GIVEN REQUEST: Reproduce the entries word for word, and omit any picture you find in them.

Data records:

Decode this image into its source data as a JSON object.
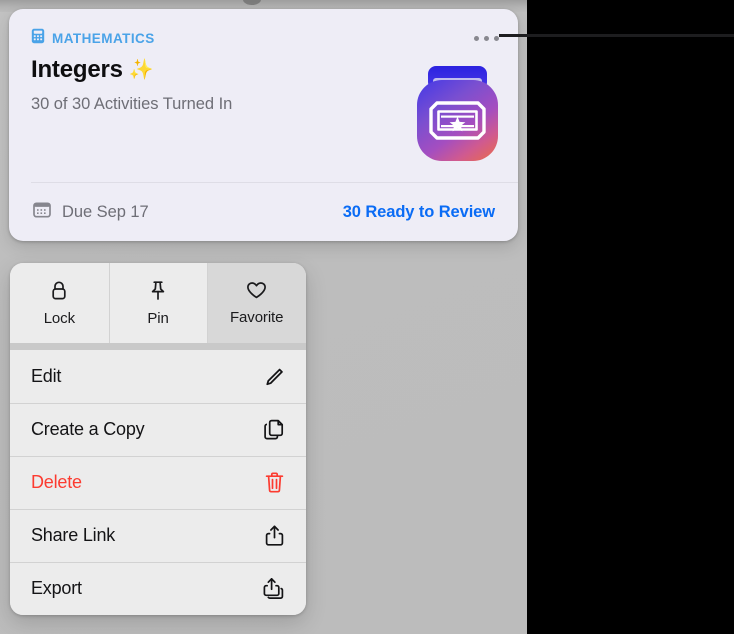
{
  "card": {
    "subject": "MATHEMATICS",
    "subject_icon": "calculator-icon",
    "title": "Integers",
    "title_emoji": "✨",
    "progress": "30 of 30 Activities Turned In",
    "more_icon": "ellipsis-icon",
    "app_icon": "schoolwork-app-icon",
    "due_icon": "calendar-icon",
    "due": "Due Sep 17",
    "review_link": "30 Ready to Review"
  },
  "menu": {
    "quick_actions": [
      {
        "label": "Lock",
        "icon": "lock-icon",
        "active": false
      },
      {
        "label": "Pin",
        "icon": "pin-icon",
        "active": false
      },
      {
        "label": "Favorite",
        "icon": "heart-icon",
        "active": true
      }
    ],
    "items": [
      {
        "label": "Edit",
        "icon": "pencil-icon",
        "destructive": false
      },
      {
        "label": "Create a Copy",
        "icon": "duplicate-icon",
        "destructive": false
      },
      {
        "label": "Delete",
        "icon": "trash-icon",
        "destructive": true
      },
      {
        "label": "Share Link",
        "icon": "share-icon",
        "destructive": false
      },
      {
        "label": "Export",
        "icon": "export-icon",
        "destructive": false
      }
    ]
  },
  "colors": {
    "subject_blue": "#4aa3e8",
    "link_blue": "#0a6cf5",
    "destructive_red": "#fc3b30",
    "card_bg": "#eeedf6",
    "menu_bg": "#ececec",
    "backdrop": "#bdbdbd"
  }
}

SOLUTION FOR THIS PROBLEM:
Decode this image into its source data as a JSON object.
{
  "card": {
    "subject": "MATHEMATICS",
    "subject_icon": "calculator-icon",
    "title": "Integers",
    "title_emoji": "✨",
    "progress": "30 of 30 Activities Turned In",
    "more_icon": "ellipsis-icon",
    "app_icon": "schoolwork-app-icon",
    "due_icon": "calendar-icon",
    "due": "Due Sep 17",
    "review_link": "30 Ready to Review"
  },
  "menu": {
    "quick_actions": [
      {
        "label": "Lock",
        "icon": "lock-icon",
        "active": false
      },
      {
        "label": "Pin",
        "icon": "pin-icon",
        "active": false
      },
      {
        "label": "Favorite",
        "icon": "heart-icon",
        "active": true
      }
    ],
    "items": [
      {
        "label": "Edit",
        "icon": "pencil-icon",
        "destructive": false
      },
      {
        "label": "Create a Copy",
        "icon": "duplicate-icon",
        "destructive": false
      },
      {
        "label": "Delete",
        "icon": "trash-icon",
        "destructive": true
      },
      {
        "label": "Share Link",
        "icon": "share-icon",
        "destructive": false
      },
      {
        "label": "Export",
        "icon": "export-icon",
        "destructive": false
      }
    ]
  },
  "colors": {
    "subject_blue": "#4aa3e8",
    "link_blue": "#0a6cf5",
    "destructive_red": "#fc3b30",
    "card_bg": "#eeedf6",
    "menu_bg": "#ececec",
    "backdrop": "#bdbdbd"
  }
}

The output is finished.